Task to complete:
Scan the entries below and extract each line with the word "monsters" in it.

Data for this task:
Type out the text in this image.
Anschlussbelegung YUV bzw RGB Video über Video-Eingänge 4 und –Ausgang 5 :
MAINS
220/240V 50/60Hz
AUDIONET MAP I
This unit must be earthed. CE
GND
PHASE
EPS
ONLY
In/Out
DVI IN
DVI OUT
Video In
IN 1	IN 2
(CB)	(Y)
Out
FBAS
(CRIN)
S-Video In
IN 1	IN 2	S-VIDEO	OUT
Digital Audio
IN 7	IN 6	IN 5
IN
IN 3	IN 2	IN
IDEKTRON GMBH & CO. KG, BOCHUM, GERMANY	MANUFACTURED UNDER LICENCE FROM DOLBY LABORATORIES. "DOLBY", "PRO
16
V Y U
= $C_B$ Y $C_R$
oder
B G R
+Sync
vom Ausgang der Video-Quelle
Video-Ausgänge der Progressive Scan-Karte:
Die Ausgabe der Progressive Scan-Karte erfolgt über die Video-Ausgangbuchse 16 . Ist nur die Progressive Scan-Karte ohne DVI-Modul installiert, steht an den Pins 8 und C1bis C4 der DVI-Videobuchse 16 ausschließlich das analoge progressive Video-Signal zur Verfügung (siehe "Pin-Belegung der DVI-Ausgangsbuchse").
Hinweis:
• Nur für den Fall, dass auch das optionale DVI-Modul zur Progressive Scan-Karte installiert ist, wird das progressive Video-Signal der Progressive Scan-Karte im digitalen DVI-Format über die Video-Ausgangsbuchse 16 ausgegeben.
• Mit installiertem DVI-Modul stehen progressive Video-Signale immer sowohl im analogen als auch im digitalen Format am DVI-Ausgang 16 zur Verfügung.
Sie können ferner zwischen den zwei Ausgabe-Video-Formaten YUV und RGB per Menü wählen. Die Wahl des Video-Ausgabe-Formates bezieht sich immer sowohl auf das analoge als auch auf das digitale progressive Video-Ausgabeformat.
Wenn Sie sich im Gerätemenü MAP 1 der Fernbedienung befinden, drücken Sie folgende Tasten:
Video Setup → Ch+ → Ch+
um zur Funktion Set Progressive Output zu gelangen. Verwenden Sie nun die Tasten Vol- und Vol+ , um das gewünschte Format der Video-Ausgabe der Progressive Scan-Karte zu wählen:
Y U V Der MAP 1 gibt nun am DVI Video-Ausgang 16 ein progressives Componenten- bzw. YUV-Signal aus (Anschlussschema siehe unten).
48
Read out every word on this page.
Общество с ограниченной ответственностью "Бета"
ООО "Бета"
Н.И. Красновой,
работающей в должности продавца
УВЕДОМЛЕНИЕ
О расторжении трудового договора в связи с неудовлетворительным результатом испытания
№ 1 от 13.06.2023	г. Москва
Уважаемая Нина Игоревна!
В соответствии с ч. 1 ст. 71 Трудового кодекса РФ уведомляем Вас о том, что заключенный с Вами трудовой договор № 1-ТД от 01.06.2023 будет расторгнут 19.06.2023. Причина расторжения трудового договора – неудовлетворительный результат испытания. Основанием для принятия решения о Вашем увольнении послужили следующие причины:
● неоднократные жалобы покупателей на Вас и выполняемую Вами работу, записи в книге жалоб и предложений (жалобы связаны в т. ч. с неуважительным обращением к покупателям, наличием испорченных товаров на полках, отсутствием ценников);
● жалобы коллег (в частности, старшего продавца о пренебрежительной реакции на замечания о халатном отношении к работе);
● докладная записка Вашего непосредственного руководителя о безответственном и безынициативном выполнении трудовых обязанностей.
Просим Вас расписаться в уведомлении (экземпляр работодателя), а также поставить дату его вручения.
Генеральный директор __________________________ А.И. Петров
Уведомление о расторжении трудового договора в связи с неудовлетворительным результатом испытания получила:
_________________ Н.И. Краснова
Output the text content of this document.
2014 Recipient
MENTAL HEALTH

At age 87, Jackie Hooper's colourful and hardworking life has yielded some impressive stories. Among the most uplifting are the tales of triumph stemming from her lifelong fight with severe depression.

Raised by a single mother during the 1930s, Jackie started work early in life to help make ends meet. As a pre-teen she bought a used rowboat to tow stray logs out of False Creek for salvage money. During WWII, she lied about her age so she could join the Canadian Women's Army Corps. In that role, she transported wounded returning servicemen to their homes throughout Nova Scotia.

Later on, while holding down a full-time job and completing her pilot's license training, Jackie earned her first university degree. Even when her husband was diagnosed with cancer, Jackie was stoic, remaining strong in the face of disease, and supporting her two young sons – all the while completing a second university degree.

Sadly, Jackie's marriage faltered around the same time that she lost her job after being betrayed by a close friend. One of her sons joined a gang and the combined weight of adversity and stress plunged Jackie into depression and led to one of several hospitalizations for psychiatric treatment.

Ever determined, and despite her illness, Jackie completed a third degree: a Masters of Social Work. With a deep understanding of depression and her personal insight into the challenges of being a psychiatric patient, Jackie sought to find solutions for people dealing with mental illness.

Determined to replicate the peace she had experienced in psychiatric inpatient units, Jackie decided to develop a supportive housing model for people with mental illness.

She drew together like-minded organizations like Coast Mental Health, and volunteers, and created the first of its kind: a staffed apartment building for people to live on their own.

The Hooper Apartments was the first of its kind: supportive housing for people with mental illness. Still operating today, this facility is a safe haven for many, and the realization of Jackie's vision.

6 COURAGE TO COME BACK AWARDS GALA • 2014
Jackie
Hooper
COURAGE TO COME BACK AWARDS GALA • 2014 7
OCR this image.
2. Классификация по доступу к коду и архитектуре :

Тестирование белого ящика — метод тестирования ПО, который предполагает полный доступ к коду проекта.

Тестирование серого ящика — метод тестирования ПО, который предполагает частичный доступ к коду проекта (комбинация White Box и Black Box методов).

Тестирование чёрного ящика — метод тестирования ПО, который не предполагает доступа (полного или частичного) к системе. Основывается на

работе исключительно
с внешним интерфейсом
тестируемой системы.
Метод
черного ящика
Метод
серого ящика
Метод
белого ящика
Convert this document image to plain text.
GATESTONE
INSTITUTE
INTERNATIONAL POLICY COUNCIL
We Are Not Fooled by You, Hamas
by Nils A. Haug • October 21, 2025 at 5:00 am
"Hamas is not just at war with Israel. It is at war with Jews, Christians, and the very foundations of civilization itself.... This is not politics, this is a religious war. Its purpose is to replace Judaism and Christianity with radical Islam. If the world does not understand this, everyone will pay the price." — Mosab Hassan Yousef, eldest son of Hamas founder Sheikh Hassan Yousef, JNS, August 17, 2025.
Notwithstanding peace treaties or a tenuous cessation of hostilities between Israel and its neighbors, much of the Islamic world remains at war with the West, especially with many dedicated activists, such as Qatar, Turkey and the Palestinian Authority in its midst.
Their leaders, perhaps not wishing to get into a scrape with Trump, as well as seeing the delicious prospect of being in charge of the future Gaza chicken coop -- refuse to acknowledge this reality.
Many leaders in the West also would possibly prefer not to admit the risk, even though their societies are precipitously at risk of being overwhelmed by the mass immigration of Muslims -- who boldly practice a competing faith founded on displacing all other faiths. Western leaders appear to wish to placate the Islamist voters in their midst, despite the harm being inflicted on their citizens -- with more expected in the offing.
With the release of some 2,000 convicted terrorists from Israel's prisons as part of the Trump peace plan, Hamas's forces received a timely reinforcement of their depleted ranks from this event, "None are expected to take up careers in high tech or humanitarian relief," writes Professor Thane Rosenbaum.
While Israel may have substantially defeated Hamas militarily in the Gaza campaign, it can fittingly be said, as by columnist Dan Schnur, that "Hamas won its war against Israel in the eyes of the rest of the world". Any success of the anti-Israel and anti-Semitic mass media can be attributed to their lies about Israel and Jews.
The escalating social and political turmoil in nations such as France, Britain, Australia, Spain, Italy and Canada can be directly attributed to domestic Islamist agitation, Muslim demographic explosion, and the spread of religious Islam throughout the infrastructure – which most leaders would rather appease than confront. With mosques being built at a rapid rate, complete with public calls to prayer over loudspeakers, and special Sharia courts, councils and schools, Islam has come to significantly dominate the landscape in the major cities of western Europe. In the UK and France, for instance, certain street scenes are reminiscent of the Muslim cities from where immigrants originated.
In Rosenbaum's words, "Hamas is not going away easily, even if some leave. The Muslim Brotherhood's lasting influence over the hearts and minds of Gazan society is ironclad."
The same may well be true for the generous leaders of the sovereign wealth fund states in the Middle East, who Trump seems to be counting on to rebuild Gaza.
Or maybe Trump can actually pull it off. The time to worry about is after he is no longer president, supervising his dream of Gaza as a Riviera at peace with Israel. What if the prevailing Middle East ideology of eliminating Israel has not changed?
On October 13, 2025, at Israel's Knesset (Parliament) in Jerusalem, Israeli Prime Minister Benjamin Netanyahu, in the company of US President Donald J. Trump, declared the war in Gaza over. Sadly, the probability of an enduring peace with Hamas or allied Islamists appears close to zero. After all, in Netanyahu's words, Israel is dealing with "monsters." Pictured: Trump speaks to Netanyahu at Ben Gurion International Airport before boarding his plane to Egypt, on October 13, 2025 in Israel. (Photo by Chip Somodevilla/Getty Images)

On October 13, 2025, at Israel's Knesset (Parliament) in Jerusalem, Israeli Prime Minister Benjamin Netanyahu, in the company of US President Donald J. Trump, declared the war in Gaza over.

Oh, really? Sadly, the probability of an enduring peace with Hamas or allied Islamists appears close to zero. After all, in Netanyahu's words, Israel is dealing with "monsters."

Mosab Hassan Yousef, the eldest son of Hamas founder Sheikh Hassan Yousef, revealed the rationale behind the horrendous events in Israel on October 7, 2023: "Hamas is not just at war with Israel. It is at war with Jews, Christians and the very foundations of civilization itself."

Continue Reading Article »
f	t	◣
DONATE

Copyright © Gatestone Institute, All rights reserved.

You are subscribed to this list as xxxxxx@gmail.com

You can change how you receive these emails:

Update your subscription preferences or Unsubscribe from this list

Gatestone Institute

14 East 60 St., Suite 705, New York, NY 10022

Answer to the problem:
On October 13, 2025, at Israel's Knesset (Parliament) in Jerusalem, Israeli Prime Minister Benjamin Netanyahu, in the company of US President Donald J. Trump, declared the war in Gaza over. Sadly, the probability of an enduring peace with Hamas or allied Islamists appears close to zero. After all, in Netanyahu's words, Israel is dealing with "monsters." Pictured: Trump speaks to Netanyahu at Ben Gurion International Airport before boarding his plane to Egypt, on October 13, 2025 in Israel. (Photo by Chip Somodevilla/Getty Images)
Oh, really? Sadly, the probability of an enduring peace with Hamas or allied Islamists appears close to zero. After all, in Netanyahu's words, Israel is dealing with "monsters."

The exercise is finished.